::: FRAGMENTO PARA LEER :::

Y esa mente receptiva tiene su máxima expresión en la niñez, que no habita el prosaico mundo adulto, sino un territorio sutil y algo etéreo, en un punto intermedio entre el estado de conciencia onírico y el ordinario adulto, que les mantiene en contacto con lo inefable. Podemos sintonizar con ese estado si nos lo permitimos.
La inteligencia del cuerpo
Y luego está esta otra inteligencia que regula y se expresa a través del cuerpo, y que es el sustrato de todas las demás inteligencias. De nuevo el diccionario de la Real Academia de la Lengua Española nos da una clave del paradigma que define nuestra relación con (esa parte de la naturaleza que es) nuestro cuerpo, aunque esta vez no en la definición de lo que es, sino de lo que no es:
RAE: «Cuerpo” es lo opuesto a “alma”, “espíritu” y “mente».

::: DATOS SIN PROCESAR :::

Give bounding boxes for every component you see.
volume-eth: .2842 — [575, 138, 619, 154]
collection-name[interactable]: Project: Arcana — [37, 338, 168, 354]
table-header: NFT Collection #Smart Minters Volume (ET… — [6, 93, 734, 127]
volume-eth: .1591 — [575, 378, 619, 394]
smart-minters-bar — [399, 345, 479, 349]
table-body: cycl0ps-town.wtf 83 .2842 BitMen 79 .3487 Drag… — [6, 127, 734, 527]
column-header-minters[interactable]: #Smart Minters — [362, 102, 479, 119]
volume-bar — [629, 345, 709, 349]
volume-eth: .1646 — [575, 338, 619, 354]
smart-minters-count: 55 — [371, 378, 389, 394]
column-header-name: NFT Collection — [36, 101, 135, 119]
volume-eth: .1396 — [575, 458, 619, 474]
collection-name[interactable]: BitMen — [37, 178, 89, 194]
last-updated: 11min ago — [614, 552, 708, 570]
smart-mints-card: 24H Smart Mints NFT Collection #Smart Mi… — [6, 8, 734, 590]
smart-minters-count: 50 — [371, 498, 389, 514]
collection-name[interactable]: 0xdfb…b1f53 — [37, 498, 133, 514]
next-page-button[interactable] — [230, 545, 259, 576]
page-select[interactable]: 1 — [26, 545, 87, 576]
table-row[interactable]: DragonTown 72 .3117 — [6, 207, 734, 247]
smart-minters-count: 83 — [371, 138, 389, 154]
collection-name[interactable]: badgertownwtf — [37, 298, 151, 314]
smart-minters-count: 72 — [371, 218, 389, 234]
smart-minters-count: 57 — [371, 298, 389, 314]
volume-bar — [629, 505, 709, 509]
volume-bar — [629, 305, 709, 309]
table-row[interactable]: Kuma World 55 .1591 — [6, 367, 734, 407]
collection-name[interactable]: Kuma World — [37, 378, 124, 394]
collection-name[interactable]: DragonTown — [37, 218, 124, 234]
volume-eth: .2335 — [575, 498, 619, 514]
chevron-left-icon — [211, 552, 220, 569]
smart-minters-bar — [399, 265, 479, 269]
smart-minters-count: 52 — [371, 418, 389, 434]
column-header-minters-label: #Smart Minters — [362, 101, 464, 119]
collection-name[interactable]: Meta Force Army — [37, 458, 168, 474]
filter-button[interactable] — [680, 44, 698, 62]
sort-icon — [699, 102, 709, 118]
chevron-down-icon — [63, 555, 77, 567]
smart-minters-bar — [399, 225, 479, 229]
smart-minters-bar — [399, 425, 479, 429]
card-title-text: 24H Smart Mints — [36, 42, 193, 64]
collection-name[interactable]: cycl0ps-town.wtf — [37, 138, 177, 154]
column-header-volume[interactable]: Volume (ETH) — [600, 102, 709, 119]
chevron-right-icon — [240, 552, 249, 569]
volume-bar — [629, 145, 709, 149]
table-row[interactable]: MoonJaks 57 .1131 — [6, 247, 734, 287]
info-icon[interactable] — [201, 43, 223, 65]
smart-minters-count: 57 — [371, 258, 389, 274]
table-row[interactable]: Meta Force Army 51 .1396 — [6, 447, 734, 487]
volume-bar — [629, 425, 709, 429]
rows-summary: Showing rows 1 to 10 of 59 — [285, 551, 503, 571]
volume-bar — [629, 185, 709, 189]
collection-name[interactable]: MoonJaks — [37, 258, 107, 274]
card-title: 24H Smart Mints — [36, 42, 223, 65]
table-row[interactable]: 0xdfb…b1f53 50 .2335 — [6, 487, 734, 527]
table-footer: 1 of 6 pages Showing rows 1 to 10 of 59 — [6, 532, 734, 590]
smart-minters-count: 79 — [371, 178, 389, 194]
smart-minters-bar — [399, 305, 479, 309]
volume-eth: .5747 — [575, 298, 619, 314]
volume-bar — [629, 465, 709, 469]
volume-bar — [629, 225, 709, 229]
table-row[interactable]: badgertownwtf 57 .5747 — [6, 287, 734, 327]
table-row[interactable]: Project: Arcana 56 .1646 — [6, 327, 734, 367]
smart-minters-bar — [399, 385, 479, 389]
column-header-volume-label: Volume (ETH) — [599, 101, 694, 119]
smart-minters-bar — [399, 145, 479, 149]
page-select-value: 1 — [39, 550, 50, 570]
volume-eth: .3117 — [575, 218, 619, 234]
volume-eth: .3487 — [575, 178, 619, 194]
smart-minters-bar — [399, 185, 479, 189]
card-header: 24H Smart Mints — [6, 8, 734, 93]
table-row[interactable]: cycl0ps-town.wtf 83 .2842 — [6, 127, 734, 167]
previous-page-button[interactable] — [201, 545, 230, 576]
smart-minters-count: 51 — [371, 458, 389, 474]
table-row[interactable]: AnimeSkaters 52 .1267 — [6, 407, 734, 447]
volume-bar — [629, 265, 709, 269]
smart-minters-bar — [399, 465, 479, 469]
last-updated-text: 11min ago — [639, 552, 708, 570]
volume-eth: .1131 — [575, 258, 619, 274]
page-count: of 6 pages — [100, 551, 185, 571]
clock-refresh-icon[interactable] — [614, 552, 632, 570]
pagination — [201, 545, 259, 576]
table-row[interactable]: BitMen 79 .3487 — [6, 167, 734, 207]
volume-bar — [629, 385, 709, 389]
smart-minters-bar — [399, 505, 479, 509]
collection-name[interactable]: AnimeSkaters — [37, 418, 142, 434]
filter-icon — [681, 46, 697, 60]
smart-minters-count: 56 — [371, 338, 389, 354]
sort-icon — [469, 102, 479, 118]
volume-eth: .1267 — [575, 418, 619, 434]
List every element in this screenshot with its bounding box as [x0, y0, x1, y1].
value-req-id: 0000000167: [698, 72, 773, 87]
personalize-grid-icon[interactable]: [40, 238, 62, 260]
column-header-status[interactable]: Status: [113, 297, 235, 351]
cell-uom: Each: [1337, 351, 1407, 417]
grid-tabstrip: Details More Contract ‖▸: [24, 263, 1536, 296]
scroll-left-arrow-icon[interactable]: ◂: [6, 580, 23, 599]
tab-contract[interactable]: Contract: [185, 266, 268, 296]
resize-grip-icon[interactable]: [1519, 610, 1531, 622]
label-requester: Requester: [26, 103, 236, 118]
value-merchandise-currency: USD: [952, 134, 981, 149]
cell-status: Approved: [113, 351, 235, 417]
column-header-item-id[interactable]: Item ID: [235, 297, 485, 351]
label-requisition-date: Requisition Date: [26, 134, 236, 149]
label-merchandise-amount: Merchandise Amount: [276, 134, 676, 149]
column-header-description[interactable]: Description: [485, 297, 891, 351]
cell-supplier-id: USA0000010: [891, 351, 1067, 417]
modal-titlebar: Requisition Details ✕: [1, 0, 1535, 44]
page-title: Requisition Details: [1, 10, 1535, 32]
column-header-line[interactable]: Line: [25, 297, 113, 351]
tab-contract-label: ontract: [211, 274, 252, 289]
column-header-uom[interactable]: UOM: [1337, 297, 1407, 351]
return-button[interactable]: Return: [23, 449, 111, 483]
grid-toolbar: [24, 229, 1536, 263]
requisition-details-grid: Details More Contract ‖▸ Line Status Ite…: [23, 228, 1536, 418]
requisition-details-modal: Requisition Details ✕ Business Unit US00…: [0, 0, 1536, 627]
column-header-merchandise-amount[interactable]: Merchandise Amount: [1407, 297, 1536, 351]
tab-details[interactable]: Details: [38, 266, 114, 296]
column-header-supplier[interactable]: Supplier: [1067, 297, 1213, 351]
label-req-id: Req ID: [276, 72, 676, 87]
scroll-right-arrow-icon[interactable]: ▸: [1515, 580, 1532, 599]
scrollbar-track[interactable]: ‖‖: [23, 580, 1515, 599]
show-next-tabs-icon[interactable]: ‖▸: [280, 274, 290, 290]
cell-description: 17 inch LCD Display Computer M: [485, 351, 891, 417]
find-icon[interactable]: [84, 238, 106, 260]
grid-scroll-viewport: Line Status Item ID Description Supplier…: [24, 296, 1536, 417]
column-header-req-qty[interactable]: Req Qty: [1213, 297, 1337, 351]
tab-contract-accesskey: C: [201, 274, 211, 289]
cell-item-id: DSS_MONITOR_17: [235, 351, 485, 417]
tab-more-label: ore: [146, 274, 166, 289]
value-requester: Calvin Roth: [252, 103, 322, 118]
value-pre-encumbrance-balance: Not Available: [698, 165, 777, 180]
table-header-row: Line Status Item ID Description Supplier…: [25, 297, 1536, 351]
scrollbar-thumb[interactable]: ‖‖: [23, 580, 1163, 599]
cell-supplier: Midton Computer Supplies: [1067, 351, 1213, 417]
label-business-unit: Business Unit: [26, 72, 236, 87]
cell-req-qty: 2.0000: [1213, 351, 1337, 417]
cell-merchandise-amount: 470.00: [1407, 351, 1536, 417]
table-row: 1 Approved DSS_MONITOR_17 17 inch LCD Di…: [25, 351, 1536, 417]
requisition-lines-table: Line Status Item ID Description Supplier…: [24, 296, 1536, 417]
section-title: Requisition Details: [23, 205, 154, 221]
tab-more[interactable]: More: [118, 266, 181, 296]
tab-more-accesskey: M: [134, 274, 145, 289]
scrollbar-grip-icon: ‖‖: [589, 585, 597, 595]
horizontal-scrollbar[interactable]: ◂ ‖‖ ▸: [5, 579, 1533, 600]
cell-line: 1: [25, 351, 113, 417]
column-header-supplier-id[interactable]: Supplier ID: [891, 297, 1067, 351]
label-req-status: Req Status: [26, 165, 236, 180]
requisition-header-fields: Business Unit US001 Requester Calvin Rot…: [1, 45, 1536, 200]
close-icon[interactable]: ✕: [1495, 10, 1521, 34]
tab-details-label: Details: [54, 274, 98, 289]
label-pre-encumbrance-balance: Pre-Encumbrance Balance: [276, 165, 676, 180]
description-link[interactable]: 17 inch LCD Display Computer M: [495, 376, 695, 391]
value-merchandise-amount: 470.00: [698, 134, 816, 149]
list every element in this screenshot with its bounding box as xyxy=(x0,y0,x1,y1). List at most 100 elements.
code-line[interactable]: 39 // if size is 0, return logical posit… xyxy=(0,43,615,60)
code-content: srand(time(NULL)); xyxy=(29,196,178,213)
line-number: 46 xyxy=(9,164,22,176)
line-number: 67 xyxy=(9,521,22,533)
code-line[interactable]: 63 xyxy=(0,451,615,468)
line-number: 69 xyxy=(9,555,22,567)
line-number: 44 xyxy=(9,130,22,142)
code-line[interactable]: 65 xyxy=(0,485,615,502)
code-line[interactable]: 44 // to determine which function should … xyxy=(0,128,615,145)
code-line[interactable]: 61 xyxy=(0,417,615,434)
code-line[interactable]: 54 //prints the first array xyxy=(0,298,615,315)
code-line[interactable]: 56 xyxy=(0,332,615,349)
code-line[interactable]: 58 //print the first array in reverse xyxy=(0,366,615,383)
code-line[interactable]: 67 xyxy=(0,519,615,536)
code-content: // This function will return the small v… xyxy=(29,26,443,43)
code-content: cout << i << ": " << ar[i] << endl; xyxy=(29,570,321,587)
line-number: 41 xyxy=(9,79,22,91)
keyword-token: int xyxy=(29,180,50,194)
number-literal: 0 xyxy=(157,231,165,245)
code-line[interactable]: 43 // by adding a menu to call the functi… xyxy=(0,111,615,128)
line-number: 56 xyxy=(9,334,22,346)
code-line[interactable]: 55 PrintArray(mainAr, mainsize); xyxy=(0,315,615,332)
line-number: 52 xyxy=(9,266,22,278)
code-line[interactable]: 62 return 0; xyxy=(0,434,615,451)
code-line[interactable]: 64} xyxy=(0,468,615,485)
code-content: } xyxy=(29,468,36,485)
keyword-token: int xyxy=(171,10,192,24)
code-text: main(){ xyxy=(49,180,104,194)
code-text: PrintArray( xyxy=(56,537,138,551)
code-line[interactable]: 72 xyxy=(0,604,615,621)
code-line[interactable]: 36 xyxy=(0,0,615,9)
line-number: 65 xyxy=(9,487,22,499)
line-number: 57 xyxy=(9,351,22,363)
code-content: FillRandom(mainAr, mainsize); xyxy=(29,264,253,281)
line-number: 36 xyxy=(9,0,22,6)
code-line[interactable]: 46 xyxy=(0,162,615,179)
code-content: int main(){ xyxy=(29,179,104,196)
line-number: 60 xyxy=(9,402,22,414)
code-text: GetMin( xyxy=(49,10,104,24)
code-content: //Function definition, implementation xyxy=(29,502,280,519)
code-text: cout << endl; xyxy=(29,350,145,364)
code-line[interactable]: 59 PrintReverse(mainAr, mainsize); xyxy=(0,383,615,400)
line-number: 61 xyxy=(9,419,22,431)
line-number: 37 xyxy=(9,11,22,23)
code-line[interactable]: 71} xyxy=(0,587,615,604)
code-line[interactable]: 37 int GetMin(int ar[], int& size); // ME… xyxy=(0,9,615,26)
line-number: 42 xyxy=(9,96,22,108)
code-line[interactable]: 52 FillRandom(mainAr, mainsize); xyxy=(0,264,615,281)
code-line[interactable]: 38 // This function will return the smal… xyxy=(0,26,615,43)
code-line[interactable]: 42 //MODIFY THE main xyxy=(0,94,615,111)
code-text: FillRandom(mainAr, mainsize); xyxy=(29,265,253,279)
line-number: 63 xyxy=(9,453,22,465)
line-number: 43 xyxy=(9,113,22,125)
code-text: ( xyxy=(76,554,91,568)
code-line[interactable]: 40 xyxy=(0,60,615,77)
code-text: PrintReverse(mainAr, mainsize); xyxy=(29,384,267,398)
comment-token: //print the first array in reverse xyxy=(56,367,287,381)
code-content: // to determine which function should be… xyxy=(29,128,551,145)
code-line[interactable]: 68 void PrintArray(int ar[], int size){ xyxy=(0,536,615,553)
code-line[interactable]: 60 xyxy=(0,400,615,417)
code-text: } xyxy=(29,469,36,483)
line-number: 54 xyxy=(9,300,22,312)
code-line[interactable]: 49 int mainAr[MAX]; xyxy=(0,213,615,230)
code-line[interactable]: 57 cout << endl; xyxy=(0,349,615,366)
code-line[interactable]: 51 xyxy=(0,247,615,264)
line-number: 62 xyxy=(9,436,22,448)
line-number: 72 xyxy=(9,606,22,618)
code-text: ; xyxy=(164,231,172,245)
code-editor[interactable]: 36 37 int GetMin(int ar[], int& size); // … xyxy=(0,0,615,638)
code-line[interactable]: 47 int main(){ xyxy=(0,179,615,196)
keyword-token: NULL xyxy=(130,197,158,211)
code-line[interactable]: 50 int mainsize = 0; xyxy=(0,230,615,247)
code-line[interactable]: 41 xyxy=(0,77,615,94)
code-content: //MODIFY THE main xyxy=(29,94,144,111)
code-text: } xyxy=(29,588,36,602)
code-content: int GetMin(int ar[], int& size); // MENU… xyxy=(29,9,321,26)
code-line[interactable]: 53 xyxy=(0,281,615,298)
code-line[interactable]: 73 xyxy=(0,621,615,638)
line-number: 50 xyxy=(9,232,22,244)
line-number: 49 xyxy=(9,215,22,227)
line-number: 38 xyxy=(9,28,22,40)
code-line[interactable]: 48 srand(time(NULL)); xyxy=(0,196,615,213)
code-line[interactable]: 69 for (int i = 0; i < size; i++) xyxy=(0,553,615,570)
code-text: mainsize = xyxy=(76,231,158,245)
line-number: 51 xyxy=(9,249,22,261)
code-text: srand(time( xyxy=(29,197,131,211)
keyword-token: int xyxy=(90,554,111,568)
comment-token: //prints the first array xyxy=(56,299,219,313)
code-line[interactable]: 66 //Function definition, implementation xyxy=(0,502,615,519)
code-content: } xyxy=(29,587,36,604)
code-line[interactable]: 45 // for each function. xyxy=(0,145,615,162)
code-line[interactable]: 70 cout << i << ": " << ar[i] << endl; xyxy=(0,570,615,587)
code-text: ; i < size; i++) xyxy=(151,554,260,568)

:::

### QUÉ HACER
a: Transcribe del fragmento sobre la inteligencia del cuerpo el pasaje que comienza en "Y esa mente" y termina en "nos lo permitimos.".
b: Según el fragmento sobre la inteligencia del cuerpo, ¿qué inteligencia es el sustrato de todas las demás?
c: Prosigue el fragmento sobre la inteligencia del cuerpo a partir de su última oración.

### RESULTADOS POR TAREA
a:
Y esa mente receptiva tiene su máxima expresión en la niñez, que no habita el prosaico mundo adulto, sino un territorio sutil y algo etéreo, en un punto intermedio entre el estado de conciencia onírico y el ordinario adulto, que les mantiene en contacto con lo inefable. Podemos sintonizar con ese estado si nos lo permitimos.

b: La inteligencia que regula y se expresa a través del cuerpo.

c:
Así, en estas pocas pero elocuentes palabras está plasmado el paradigma cartesiano de pensamiento que separa el cuerpo de las dos primeras inteligencias: de la inteligencia de la naturaleza que se manifiesta en todo proceso vivo y en nosotros, y de la inteligencia intuitiva —o mente receptivaque nos permite conectar con esa primera inteligencia primordial. Y, sin embargo, el cuerpo es el sustrato de la vida, el territorio donde sucede la experiencia —y por tanto las emociones y el aprendizaje que de ella se derivan— la puerta de la percepción, la parte visible de una dimensión invisible.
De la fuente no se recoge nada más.